- [Set task] Transcribe every line of the listing below without any deviation.
==== Given entries
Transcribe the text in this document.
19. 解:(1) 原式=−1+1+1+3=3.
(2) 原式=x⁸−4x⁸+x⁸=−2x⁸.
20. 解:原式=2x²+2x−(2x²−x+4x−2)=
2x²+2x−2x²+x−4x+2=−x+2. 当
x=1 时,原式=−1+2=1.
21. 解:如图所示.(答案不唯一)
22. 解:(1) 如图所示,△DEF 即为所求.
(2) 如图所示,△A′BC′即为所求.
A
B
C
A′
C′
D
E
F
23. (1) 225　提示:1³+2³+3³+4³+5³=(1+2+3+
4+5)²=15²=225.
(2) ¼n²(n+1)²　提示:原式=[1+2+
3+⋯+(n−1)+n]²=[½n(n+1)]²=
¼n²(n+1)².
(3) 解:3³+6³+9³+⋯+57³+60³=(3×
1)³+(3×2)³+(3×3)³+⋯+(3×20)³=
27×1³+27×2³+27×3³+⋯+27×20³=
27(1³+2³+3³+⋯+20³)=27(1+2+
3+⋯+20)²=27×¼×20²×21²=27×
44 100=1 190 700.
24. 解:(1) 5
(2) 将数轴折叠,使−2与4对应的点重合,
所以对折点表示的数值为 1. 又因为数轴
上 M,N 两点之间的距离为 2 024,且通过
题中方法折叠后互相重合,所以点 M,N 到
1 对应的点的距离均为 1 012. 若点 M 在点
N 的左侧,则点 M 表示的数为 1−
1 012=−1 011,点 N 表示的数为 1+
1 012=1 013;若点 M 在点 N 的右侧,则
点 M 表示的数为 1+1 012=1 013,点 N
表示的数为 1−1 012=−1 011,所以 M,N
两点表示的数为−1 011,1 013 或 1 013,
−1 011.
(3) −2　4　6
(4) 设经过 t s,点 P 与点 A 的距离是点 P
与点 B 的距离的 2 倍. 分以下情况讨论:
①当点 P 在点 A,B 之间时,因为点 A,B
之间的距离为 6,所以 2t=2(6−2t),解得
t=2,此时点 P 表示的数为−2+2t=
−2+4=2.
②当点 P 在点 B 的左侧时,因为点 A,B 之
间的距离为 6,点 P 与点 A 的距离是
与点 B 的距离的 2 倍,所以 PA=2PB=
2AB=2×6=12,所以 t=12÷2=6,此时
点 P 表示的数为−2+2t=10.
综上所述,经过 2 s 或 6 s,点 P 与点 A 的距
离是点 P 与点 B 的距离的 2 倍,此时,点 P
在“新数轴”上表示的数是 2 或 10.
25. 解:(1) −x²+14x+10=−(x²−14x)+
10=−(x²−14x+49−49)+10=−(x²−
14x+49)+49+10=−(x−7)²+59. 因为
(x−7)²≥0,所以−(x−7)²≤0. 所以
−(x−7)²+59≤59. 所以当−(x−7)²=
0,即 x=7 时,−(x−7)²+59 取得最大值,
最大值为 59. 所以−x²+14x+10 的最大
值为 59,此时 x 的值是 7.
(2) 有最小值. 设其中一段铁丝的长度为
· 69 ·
========
- [Solution for this problem]
Transcribe the text in this document.
19. 解:(1) 原式=−1+1+1+3=3.
(2) 原式=x⁸−4x⁸+x⁸=−2x⁸.
20. 解:原式=2x²+2x−(2x²−x+4x−2)=
2x²+2x−2x²+x−4x+2=−x+2. 当
x=1 时,原式=−1+2=1.
21. 解:如图所示.(答案不唯一)
22. 解:(1) 如图所示,△DEF 即为所求.
(2) 如图所示,△A′BC′即为所求.
A
B
C
A′
C′
D
E
F
23. (1) 225　提示:1³+2³+3³+4³+5³=(1+2+3+
4+5)²=15²=225.
(2) ¼n²(n+1)²　提示:原式=[1+2+
3+⋯+(n−1)+n]²=[½n(n+1)]²=
¼n²(n+1)².
(3) 解:3³+6³+9³+⋯+57³+60³=(3×
1)³+(3×2)³+(3×3)³+⋯+(3×20)³=
27×1³+27×2³+27×3³+⋯+27×20³=
27(1³+2³+3³+⋯+20³)=27(1+2+
3+⋯+20)²=27×¼×20²×21²=27×
44 100=1 190 700.
24. 解:(1) 5
(2) 将数轴折叠,使−2与4对应的点重合,
所以对折点表示的数值为 1. 又因为数轴
上 M,N 两点之间的距离为 2 024,且通过
题中方法折叠后互相重合,所以点 M,N 到
1 对应的点的距离均为 1 012. 若点 M 在点
N 的左侧,则点 M 表示的数为 1−
1 012=−1 011,点 N 表示的数为 1+
1 012=1 013;若点 M 在点 N 的右侧,则
点 M 表示的数为 1+1 012=1 013,点 N
表示的数为 1−1 012=−1 011,所以 M,N
两点表示的数为−1 011,1 013 或 1 013,
−1 011.
(3) −2　4　6
(4) 设经过 t s,点 P 与点 A 的距离是点 P
与点 B 的距离的 2 倍. 分以下情况讨论:
①当点 P 在点 A,B 之间时,因为点 A,B
之间的距离为 6,所以 2t=2(6−2t),解得
t=2,此时点 P 表示的数为−2+2t=
−2+4=2.
②当点 P 在点 B 的左侧时,因为点 A,B 之
间的距离为 6,点 P 与点 A 的距离是
与点 B 的距离的 2 倍,所以 PA=2PB=
2AB=2×6=12,所以 t=12÷2=6,此时
点 P 表示的数为−2+2t=10.
综上所述,经过 2 s 或 6 s,点 P 与点 A 的距
离是点 P 与点 B 的距离的 2 倍,此时,点 P
在“新数轴”上表示的数是 2 或 10.
25. 解:(1) −x²+14x+10=−(x²−14x)+
10=−(x²−14x+49−49)+10=−(x²−
14x+49)+49+10=−(x−7)²+59. 因为
(x−7)²≥0,所以−(x−7)²≤0. 所以
−(x−7)²+59≤59. 所以当−(x−7)²=
0,即 x=7 时,−(x−7)²+59 取得最大值,
最大值为 59. 所以−x²+14x+10 的最大
值为 59,此时 x 的值是 7.
(2) 有最小值. 设其中一段铁丝的长度为
· 69 ·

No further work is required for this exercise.